_RAW RECORDS_
########

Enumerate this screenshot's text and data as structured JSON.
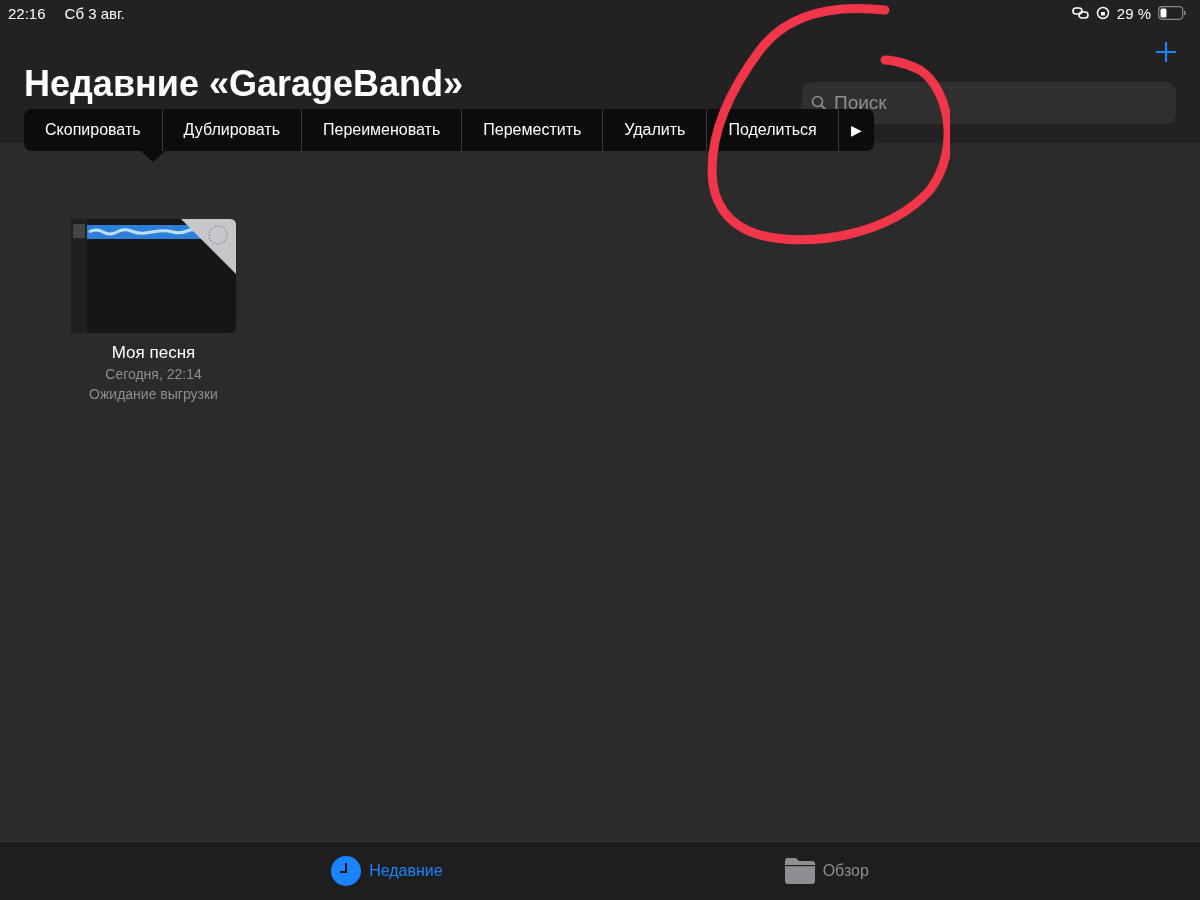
{
  "status_bar": {
    "time": "22:16",
    "date": "Сб 3 авг.",
    "battery": "29 %"
  },
  "header": {
    "title": "Недавние «GarageBand»",
    "search": {
      "placeholder": "Поиск"
    }
  },
  "context_menu": {
    "items": [
      "Скопировать",
      "Дублировать",
      "Переименовать",
      "Переместить",
      "Удалить",
      "Поделиться"
    ],
    "more": "▶"
  },
  "files": [
    {
      "name": "Моя песня",
      "date": "Сегодня, 22:14",
      "status": "Ожидание выгрузки"
    }
  ],
  "tab_bar": [
    {
      "label": "Недавние",
      "kind": "clock",
      "selected": true
    },
    {
      "label": "Обзор",
      "kind": "folder",
      "selected": false
    }
  ]
}
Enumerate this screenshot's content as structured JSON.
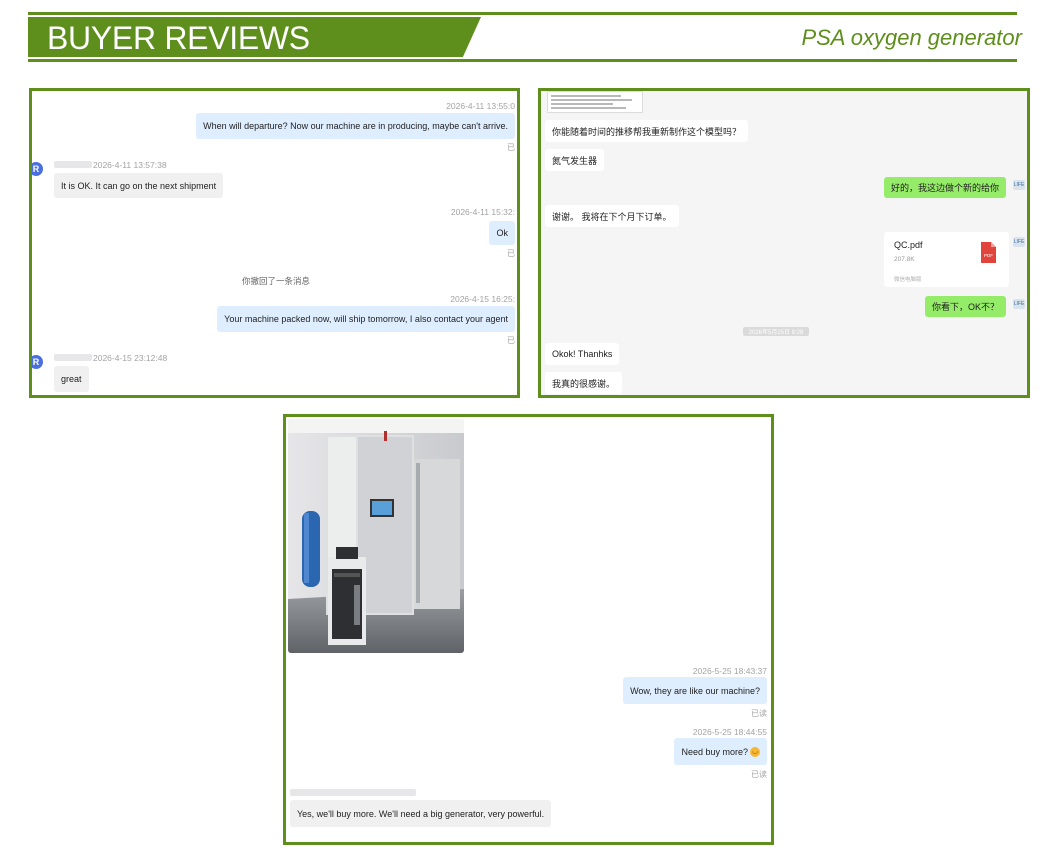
{
  "header": {
    "title": "BUYER REVIEWS",
    "subtitle": "PSA oxygen generator"
  },
  "chat1": {
    "messages": [
      {
        "time": "2026-4-11 13:55:0",
        "text": "When will departure? Now our machine are in producing, maybe can't arrive.",
        "read": "已"
      },
      {
        "sender_avatar": "R",
        "time": "2026-4-11 13:57:38",
        "text": "It is OK. It can go on the next shipment"
      },
      {
        "time": "2026-4-11 15:32:",
        "text": "Ok",
        "read": "已"
      },
      {
        "system": "你撤回了一条消息"
      },
      {
        "time": "2026-4-15 16:25:",
        "text": "Your machine packed now, will ship tomorrow, I also contact your agent",
        "read": "已"
      },
      {
        "sender_avatar": "R",
        "time": "2026-4-15 23:12:48",
        "text": "great"
      }
    ]
  },
  "chat2": {
    "messages": [
      {
        "text": "你能随着时间的推移帮我重新制作这个模型吗？"
      },
      {
        "text": "氮气发生器"
      },
      {
        "text": "好的，我这边做个新的给你"
      },
      {
        "text": "谢谢。 我将在下个月下订单。"
      },
      {
        "file_name": "QC.pdf",
        "file_size": "207.8K",
        "file_source": "微信电脑版",
        "file_type": "PDF"
      },
      {
        "text": "你看下，OK不？"
      },
      {
        "date_separator": "2026年5月25日 9:28"
      },
      {
        "text": "Okok! Thanhks"
      },
      {
        "text": "我真的很感谢。"
      }
    ],
    "avatar_label": "LIFE"
  },
  "chat3": {
    "messages": [
      {
        "time": "2026-5-25 18:43:37",
        "text": "Wow, they are like our machine?",
        "read": "已读"
      },
      {
        "time": "2026-5-25 18:44:55",
        "text": "Need buy more?",
        "emoji": "😏",
        "read": "已读"
      },
      {
        "text": "Yes, we'll buy more. We'll need a big generator, very powerful."
      }
    ]
  },
  "colors": {
    "accent_green": "#5e8e1c",
    "bubble_blue": "#dfeeff",
    "bubble_green": "#95ec69",
    "avatar_blue": "#4a6fe0"
  }
}
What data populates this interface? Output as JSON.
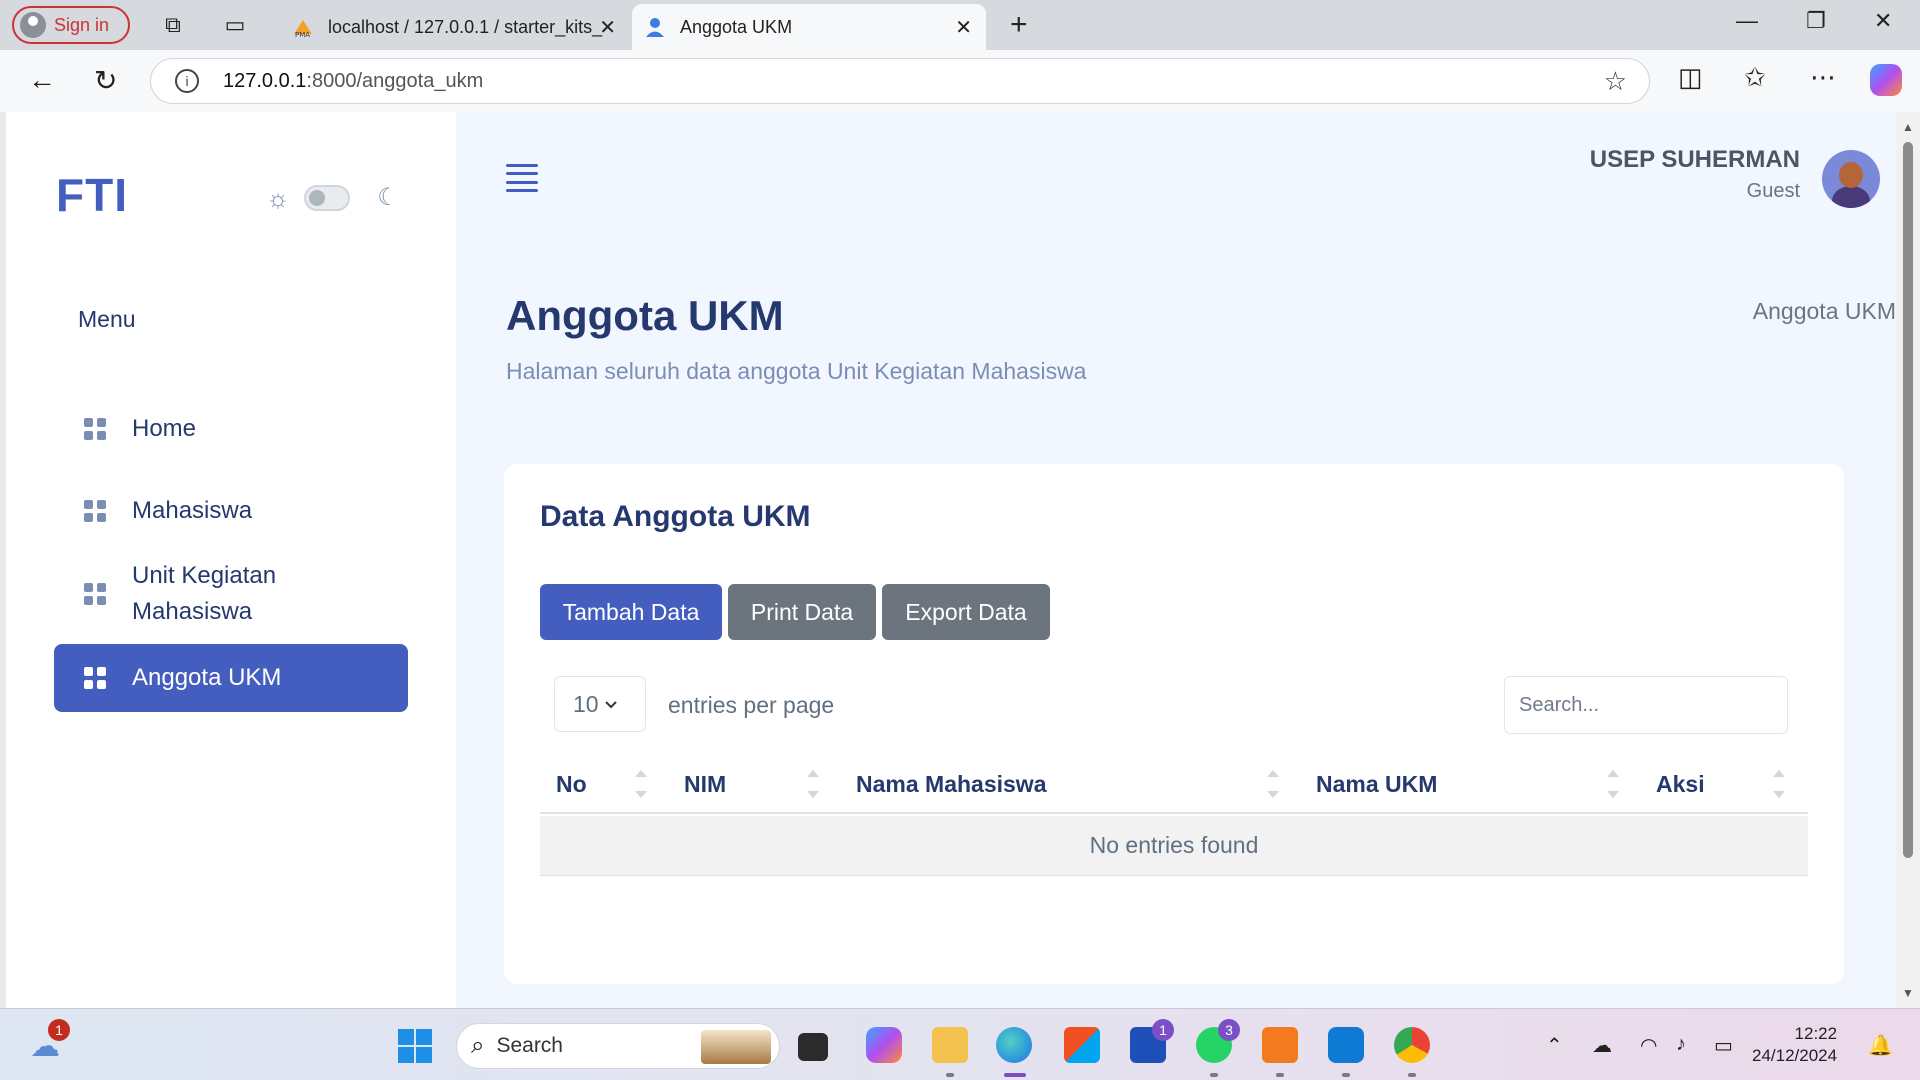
{
  "browser": {
    "signin_label": "Sign in",
    "tabs": [
      {
        "title": "localhost / 127.0.0.1 / starter_kits_",
        "icon": "phpmyadmin-icon"
      },
      {
        "title": "Anggota UKM",
        "icon": "person-icon"
      }
    ],
    "url_host": "127.0.0.1",
    "url_rest": ":8000/anggota_ukm"
  },
  "sidebar": {
    "logo": "FTI",
    "menu_title": "Menu",
    "items": [
      {
        "label": "Home"
      },
      {
        "label": "Mahasiswa"
      },
      {
        "label": "Unit Kegiatan Mahasiswa"
      },
      {
        "label": "Anggota UKM",
        "active": true
      }
    ]
  },
  "user": {
    "name": "USEP SUHERMAN",
    "role": "Guest"
  },
  "page": {
    "title": "Anggota UKM",
    "subtitle": "Halaman seluruh data anggota Unit Kegiatan Mahasiswa",
    "breadcrumb": "Anggota UKM"
  },
  "card": {
    "title": "Data Anggota UKM",
    "buttons": {
      "add": "Tambah Data",
      "print": "Print Data",
      "export": "Export Data"
    },
    "per_page_value": "10",
    "per_page_label": "entries per page",
    "search_placeholder": "Search...",
    "columns": [
      "No",
      "NIM",
      "Nama Mahasiswa",
      "Nama UKM",
      "Aksi"
    ],
    "empty_message": "No entries found"
  },
  "taskbar": {
    "search_label": "Search",
    "time": "12:22",
    "date": "24/12/2024",
    "badges": {
      "weather": "1",
      "teams": "1",
      "whatsapp": "3"
    }
  },
  "colors": {
    "primary": "#435ebe",
    "secondary": "#6c757d",
    "heading": "#25396f",
    "page_bg": "#f2f7ff"
  }
}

########

_EXERCISE INSTRUCTIONS_
Count the lines that hold the string "JSON" and state that number alone.

_TASK SOLUTION_
3